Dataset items
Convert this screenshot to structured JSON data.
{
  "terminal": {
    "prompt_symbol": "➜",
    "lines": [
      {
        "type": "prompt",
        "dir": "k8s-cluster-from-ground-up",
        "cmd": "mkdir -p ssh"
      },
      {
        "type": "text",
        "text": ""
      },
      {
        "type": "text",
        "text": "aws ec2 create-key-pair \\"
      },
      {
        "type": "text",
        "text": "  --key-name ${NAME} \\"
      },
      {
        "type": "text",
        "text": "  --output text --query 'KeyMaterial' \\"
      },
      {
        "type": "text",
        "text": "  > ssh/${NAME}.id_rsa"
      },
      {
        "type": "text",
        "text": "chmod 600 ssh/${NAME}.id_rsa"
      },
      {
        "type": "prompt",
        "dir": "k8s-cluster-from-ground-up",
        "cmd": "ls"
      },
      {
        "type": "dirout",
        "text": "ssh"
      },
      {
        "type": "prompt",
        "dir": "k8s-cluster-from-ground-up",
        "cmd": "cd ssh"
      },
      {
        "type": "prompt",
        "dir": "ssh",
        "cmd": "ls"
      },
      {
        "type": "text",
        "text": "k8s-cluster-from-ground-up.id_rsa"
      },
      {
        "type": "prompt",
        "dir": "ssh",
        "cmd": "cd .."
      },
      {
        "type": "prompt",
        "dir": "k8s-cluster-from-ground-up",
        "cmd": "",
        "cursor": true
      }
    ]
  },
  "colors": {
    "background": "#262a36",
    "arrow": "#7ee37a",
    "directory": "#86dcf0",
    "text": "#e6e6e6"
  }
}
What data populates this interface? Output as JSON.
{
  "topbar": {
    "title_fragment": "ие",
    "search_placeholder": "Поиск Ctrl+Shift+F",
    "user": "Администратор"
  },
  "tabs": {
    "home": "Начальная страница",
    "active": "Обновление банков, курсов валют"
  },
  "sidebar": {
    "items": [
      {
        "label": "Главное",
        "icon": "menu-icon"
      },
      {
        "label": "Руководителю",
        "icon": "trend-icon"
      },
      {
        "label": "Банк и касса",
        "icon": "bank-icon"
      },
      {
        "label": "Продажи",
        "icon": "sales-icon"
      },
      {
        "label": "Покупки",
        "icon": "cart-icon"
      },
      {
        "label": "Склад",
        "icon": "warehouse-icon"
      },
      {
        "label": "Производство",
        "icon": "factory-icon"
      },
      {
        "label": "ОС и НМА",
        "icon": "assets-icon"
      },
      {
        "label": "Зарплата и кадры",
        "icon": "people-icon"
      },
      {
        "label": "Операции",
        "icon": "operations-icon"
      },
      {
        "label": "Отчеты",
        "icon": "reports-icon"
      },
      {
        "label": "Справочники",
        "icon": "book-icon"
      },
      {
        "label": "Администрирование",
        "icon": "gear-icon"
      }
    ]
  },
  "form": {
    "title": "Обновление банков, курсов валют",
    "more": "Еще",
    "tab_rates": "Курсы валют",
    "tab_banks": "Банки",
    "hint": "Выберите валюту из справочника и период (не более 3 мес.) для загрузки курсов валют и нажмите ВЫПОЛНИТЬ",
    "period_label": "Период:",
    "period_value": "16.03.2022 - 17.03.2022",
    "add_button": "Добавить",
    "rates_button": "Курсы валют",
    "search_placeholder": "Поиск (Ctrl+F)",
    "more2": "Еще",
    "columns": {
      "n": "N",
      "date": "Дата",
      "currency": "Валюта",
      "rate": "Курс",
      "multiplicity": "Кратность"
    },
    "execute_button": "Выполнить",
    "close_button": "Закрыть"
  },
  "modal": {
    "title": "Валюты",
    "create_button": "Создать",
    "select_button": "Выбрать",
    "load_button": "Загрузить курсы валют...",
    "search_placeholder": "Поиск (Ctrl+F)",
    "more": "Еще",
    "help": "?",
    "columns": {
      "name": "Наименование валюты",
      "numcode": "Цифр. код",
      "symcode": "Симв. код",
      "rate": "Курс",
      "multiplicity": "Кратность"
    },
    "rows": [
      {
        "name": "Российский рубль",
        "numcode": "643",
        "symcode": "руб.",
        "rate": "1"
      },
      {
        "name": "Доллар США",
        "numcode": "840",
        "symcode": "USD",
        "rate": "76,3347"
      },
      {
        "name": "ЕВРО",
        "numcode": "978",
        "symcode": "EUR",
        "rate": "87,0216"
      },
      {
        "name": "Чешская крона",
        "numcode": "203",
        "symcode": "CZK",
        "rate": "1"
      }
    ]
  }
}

**Task description:** Can you give every line above again, exactly as written?

**Written answer:**
Convert this screenshot to structured JSON data.
{
  "terminal": {
    "prompt_symbol": "➜",
    "lines": [
      {
        "type": "prompt",
        "dir": "k8s-cluster-from-ground-up",
        "cmd": "mkdir -p ssh"
      },
      {
        "type": "text",
        "text": ""
      },
      {
        "type": "text",
        "text": "aws ec2 create-key-pair \\"
      },
      {
        "type": "text",
        "text": "  --key-name ${NAME} \\"
      },
      {
        "type": "text",
        "text": "  --output text --query 'KeyMaterial' \\"
      },
      {
        "type": "text",
        "text": "  > ssh/${NAME}.id_rsa"
      },
      {
        "type": "text",
        "text": "chmod 600 ssh/${NAME}.id_rsa"
      },
      {
        "type": "prompt",
        "dir": "k8s-cluster-from-ground-up",
        "cmd": "ls"
      },
      {
        "type": "dirout",
        "text": "ssh"
      },
      {
        "type": "prompt",
        "dir": "k8s-cluster-from-ground-up",
        "cmd": "cd ssh"
      },
      {
        "type": "prompt",
        "dir": "ssh",
        "cmd": "ls"
      },
      {
        "type": "text",
        "text": "k8s-cluster-from-ground-up.id_rsa"
      },
      {
        "type": "prompt",
        "dir": "ssh",
        "cmd": "cd .."
      },
      {
        "type": "prompt",
        "dir": "k8s-cluster-from-ground-up",
        "cmd": "",
        "cursor": true
      }
    ]
  },
  "colors": {
    "background": "#262a36",
    "arrow": "#7ee37a",
    "directory": "#86dcf0",
    "text": "#e6e6e6"
  }
}
What data populates this interface? Output as JSON.
{
  "topbar": {
    "title_fragment": "ие",
    "search_placeholder": "Поиск Ctrl+Shift+F",
    "user": "Администратор"
  },
  "tabs": {
    "home": "Начальная страница",
    "active": "Обновление банков, курсов валют"
  },
  "sidebar": {
    "items": [
      {
        "label": "Главное",
        "icon": "menu-icon"
      },
      {
        "label": "Руководителю",
        "icon": "trend-icon"
      },
      {
        "label": "Банк и касса",
        "icon": "bank-icon"
      },
      {
        "label": "Продажи",
        "icon": "sales-icon"
      },
      {
        "label": "Покупки",
        "icon": "cart-icon"
      },
      {
        "label": "Склад",
        "icon": "warehouse-icon"
      },
      {
        "label": "Производство",
        "icon": "factory-icon"
      },
      {
        "label": "ОС и НМА",
        "icon": "assets-icon"
      },
      {
        "label": "Зарплата и кадры",
        "icon": "people-icon"
      },
      {
        "label": "Операции",
        "icon": "operations-icon"
      },
      {
        "label": "Отчеты",
        "icon": "reports-icon"
      },
      {
        "label": "Справочники",
        "icon": "book-icon"
      },
      {
        "label": "Администрирование",
        "icon": "gear-icon"
      }
    ]
  },
  "form": {
    "title": "Обновление банков, курсов валют",
    "more": "Еще",
    "tab_rates": "Курсы валют",
    "tab_banks": "Банки",
    "hint": "Выберите валюту из справочника и период (не более 3 мес.) для загрузки курсов валют и нажмите ВЫПОЛНИТЬ",
    "period_label": "Период:",
    "period_value": "16.03.2022 - 17.03.2022",
    "add_button": "Добавить",
    "rates_button": "Курсы валют",
    "search_placeholder": "Поиск (Ctrl+F)",
    "more2": "Еще",
    "columns": {
      "n": "N",
      "date": "Дата",
      "currency": "Валюта",
      "rate": "Курс",
      "multiplicity": "Кратность"
    },
    "execute_button": "Выполнить",
    "close_button": "Закрыть"
  },
  "modal": {
    "title": "Валюты",
    "create_button": "Создать",
    "select_button": "Выбрать",
    "load_button": "Загрузить курсы валют...",
    "search_placeholder": "Поиск (Ctrl+F)",
    "more": "Еще",
    "help": "?",
    "columns": {
      "name": "Наименование валюты",
      "numcode": "Цифр. код",
      "symcode": "Симв. код",
      "rate": "Курс",
      "multiplicity": "Кратность"
    },
    "rows": [
      {
        "name": "Российский рубль",
        "numcode": "643",
        "symcode": "руб.",
        "rate": "1"
      },
      {
        "name": "Доллар США",
        "numcode": "840",
        "symcode": "USD",
        "rate": "76,3347"
      },
      {
        "name": "ЕВРО",
        "numcode": "978",
        "symcode": "EUR",
        "rate": "87,0216"
      },
      {
        "name": "Чешская крона",
        "numcode": "203",
        "symcode": "CZK",
        "rate": "1"
      }
    ]
  }
}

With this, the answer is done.